Go through the entries below and write each one out exactly.
┌─ The input
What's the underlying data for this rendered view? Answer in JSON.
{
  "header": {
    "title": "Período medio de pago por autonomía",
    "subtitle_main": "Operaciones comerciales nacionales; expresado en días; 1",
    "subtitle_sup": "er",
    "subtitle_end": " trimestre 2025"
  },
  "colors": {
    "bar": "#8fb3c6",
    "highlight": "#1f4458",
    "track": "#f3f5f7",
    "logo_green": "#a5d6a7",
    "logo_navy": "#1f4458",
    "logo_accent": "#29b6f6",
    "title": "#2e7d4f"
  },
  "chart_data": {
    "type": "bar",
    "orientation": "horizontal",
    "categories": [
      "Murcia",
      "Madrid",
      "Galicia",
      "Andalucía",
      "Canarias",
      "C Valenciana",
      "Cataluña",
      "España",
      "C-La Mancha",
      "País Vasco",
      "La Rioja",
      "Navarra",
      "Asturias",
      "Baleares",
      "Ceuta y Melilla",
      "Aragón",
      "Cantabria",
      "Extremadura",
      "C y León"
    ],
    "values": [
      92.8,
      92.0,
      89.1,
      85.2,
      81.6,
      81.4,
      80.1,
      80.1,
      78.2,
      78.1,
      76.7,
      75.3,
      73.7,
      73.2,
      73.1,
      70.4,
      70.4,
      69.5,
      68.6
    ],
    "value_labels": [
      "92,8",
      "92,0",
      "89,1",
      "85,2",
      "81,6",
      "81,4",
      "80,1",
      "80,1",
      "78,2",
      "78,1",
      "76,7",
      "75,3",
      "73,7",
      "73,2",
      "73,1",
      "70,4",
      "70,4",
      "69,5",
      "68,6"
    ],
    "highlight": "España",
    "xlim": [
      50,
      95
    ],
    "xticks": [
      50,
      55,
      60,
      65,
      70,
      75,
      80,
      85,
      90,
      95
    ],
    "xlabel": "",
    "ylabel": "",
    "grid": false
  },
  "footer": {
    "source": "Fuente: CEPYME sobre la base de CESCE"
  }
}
└─
Exercise solution:
What's the underlying data for this rendered view? Answer in JSON.
{
  "header": {
    "title": "Período medio de pago por autonomía",
    "subtitle_main": "Operaciones comerciales nacionales; expresado en días; 1",
    "subtitle_sup": "er",
    "subtitle_end": " trimestre 2025"
  },
  "colors": {
    "bar": "#8fb3c6",
    "highlight": "#1f4458",
    "track": "#f3f5f7",
    "logo_green": "#a5d6a7",
    "logo_navy": "#1f4458",
    "logo_accent": "#29b6f6",
    "title": "#2e7d4f"
  },
  "chart_data": {
    "type": "bar",
    "orientation": "horizontal",
    "categories": [
      "Murcia",
      "Madrid",
      "Galicia",
      "Andalucía",
      "Canarias",
      "C Valenciana",
      "Cataluña",
      "España",
      "C-La Mancha",
      "País Vasco",
      "La Rioja",
      "Navarra",
      "Asturias",
      "Baleares",
      "Ceuta y Melilla",
      "Aragón",
      "Cantabria",
      "Extremadura",
      "C y León"
    ],
    "values": [
      92.8,
      92.0,
      89.1,
      85.2,
      81.6,
      81.4,
      80.1,
      80.1,
      78.2,
      78.1,
      76.7,
      75.3,
      73.7,
      73.2,
      73.1,
      70.4,
      70.4,
      69.5,
      68.6
    ],
    "value_labels": [
      "92,8",
      "92,0",
      "89,1",
      "85,2",
      "81,6",
      "81,4",
      "80,1",
      "80,1",
      "78,2",
      "78,1",
      "76,7",
      "75,3",
      "73,7",
      "73,2",
      "73,1",
      "70,4",
      "70,4",
      "69,5",
      "68,6"
    ],
    "highlight": "España",
    "xlim": [
      50,
      95
    ],
    "xticks": [
      50,
      55,
      60,
      65,
      70,
      75,
      80,
      85,
      90,
      95
    ],
    "xlabel": "",
    "ylabel": "",
    "grid": false
  },
  "footer": {
    "source": "Fuente: CEPYME sobre la base de CESCE"
  }
}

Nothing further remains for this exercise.